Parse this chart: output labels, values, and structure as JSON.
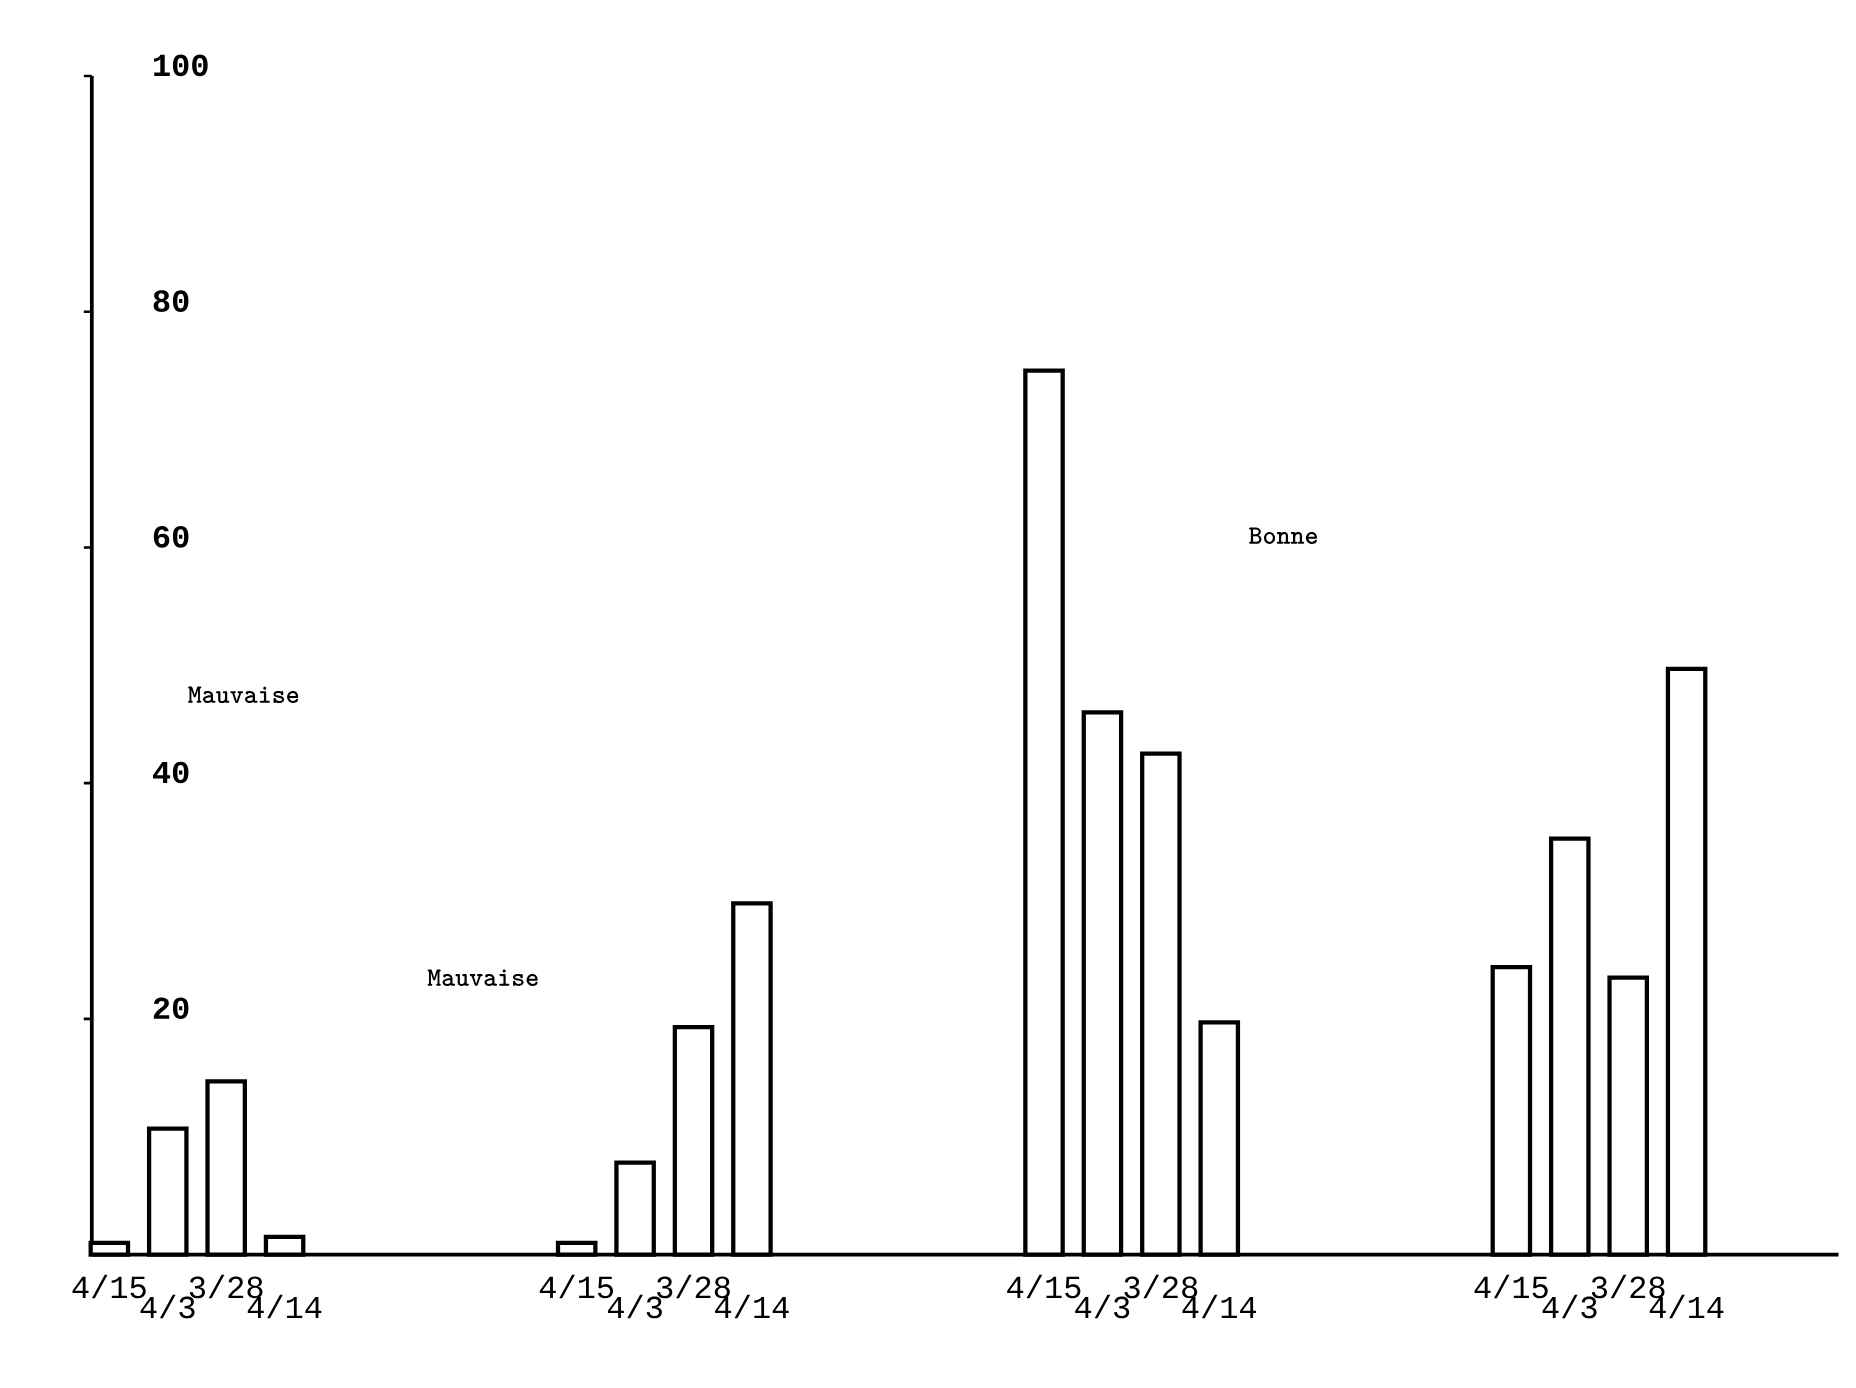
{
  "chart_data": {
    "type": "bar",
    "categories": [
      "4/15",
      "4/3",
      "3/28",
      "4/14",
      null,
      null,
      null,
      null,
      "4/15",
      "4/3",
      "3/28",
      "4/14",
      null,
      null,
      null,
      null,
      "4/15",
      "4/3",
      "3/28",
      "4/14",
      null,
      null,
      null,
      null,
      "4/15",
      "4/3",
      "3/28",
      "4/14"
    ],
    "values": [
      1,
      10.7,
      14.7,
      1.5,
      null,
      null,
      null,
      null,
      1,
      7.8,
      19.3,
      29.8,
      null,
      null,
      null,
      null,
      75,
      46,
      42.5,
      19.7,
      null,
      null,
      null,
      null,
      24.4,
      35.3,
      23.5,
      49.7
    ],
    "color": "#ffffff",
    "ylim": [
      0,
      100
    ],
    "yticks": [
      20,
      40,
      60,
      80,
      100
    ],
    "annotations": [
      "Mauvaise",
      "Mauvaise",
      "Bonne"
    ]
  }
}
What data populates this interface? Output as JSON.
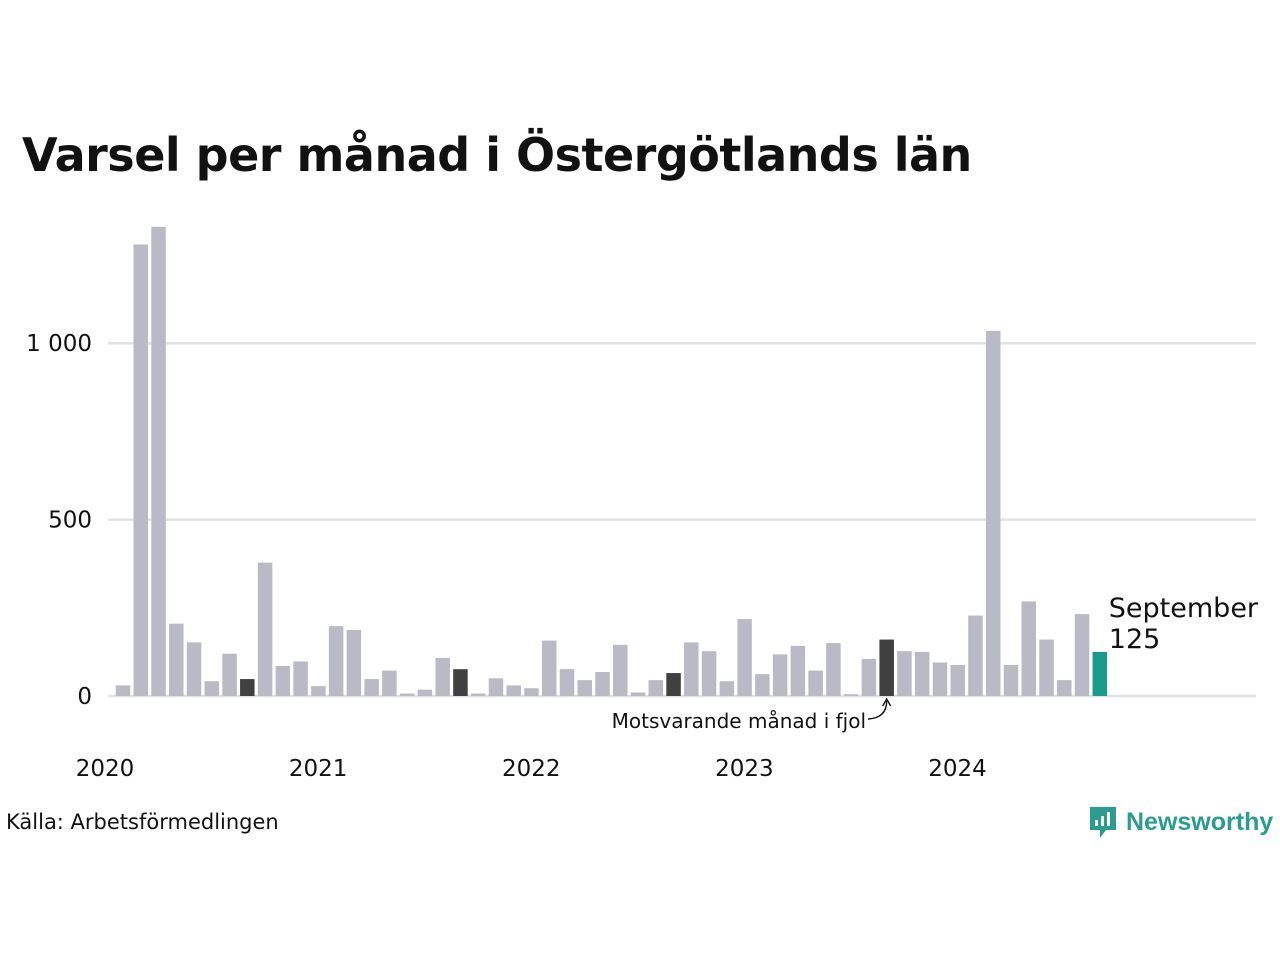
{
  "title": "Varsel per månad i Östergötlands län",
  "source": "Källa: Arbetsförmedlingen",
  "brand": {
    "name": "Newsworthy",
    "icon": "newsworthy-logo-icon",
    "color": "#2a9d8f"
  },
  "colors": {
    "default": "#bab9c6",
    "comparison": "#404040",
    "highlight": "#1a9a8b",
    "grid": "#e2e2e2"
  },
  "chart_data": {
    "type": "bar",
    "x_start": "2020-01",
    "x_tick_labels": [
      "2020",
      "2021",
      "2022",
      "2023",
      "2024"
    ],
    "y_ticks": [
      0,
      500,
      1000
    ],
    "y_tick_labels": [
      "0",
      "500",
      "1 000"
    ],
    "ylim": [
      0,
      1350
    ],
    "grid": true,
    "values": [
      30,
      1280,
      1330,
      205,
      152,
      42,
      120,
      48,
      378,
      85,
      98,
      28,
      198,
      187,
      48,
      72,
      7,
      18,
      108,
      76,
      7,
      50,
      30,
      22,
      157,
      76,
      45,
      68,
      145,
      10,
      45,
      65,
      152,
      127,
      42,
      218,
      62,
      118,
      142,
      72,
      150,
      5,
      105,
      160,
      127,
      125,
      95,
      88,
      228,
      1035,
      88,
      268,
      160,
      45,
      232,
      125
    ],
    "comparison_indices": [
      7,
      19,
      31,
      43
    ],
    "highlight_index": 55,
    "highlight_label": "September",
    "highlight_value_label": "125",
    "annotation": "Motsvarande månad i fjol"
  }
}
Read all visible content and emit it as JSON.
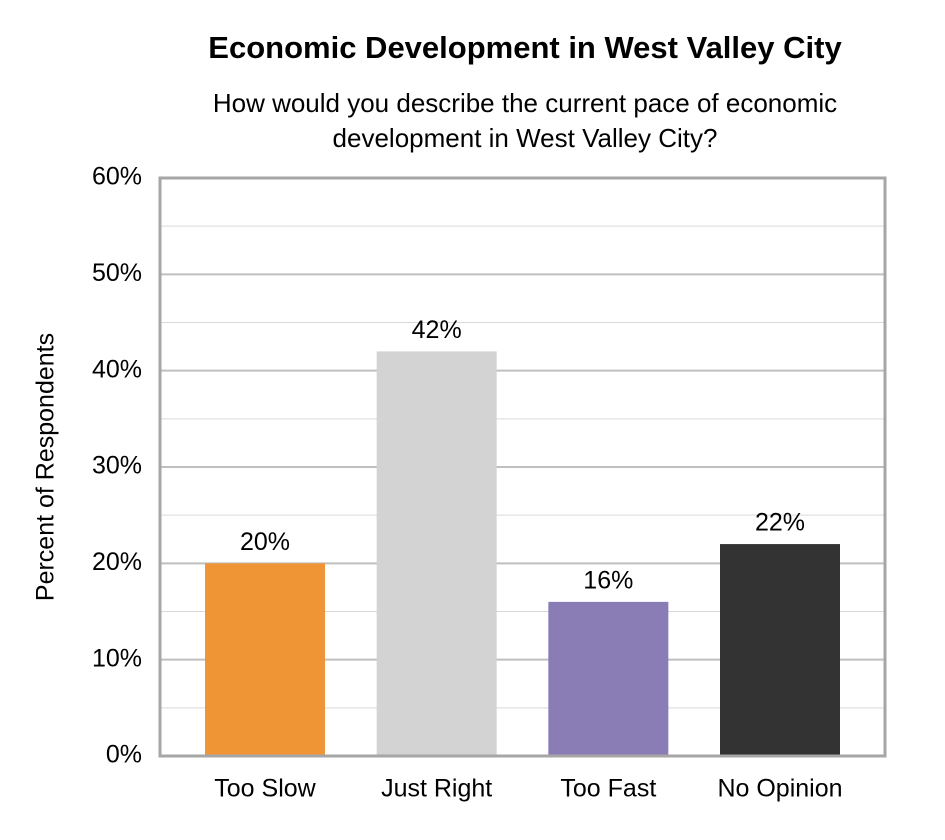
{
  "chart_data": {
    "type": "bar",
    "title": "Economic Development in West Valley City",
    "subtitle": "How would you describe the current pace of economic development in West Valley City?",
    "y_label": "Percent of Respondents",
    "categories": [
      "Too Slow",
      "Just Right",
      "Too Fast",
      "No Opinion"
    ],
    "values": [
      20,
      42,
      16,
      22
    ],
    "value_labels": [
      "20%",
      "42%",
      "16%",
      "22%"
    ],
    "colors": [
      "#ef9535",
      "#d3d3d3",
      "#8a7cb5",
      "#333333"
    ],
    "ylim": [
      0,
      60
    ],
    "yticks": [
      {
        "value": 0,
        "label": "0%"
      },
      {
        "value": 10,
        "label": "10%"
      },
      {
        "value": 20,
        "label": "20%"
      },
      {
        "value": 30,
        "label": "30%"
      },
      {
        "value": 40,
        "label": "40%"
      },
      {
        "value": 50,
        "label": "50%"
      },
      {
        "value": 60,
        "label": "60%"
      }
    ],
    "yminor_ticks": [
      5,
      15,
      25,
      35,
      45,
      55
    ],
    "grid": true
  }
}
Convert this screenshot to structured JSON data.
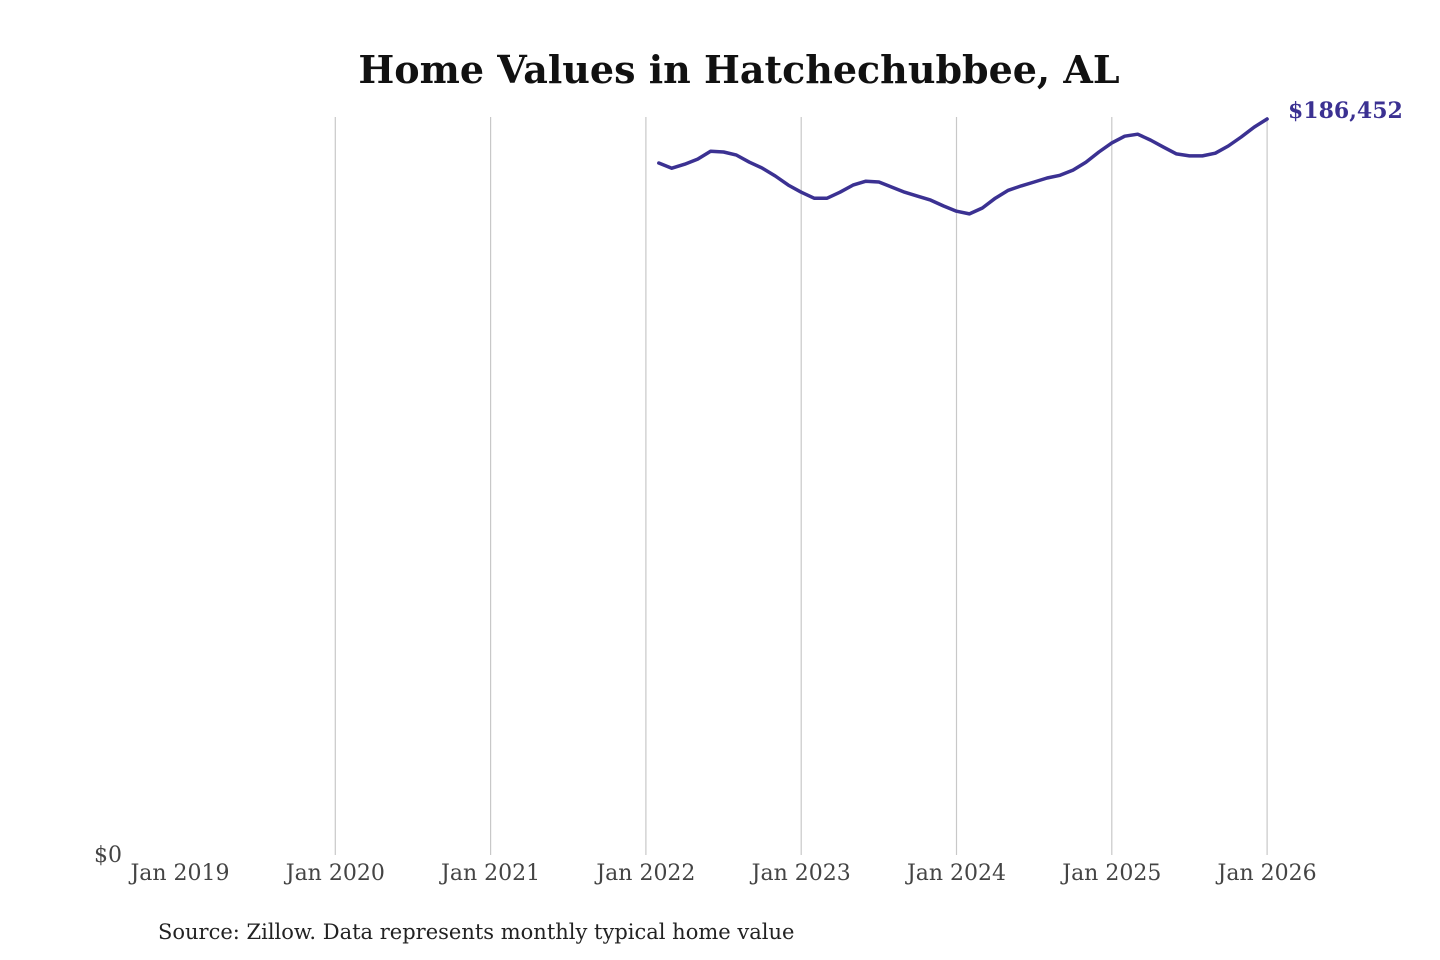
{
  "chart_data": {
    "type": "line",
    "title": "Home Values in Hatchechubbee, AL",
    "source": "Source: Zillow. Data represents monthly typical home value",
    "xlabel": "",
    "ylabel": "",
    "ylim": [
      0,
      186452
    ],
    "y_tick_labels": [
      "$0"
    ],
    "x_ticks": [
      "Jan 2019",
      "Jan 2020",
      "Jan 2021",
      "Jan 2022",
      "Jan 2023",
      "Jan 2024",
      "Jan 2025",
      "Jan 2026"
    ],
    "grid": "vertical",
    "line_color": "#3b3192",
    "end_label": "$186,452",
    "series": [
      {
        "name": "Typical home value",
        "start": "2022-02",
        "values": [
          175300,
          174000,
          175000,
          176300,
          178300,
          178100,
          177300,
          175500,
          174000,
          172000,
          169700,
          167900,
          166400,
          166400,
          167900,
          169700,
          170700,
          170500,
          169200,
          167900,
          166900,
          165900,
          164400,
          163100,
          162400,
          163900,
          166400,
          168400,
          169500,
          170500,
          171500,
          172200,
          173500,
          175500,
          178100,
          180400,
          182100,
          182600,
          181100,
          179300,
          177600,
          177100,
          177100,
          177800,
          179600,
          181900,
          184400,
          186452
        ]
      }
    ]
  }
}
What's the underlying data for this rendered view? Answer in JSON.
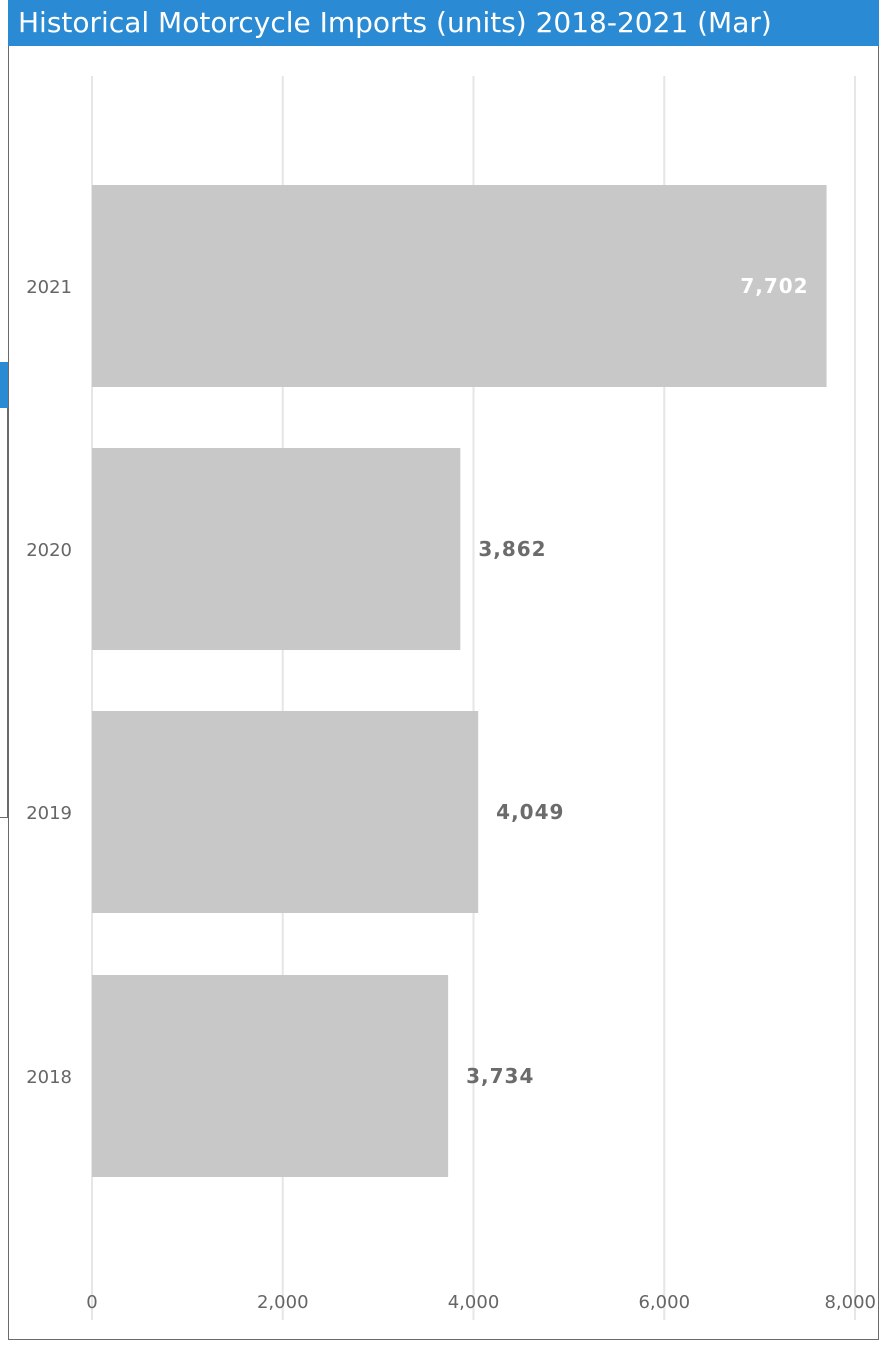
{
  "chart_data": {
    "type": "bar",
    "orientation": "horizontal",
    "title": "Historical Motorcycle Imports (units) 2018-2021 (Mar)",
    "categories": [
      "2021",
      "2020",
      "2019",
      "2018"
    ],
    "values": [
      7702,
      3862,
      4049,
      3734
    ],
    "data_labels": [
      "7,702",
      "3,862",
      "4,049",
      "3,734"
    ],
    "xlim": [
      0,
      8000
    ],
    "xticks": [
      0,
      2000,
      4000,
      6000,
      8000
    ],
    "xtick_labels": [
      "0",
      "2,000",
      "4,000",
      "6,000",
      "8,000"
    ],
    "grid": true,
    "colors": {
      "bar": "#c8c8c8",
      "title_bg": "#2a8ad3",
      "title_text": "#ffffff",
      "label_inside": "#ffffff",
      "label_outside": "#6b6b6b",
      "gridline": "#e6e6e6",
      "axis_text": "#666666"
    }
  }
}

Exercise:
A number is the only answer here: how many lines of the material above contain "West"?

The output:
2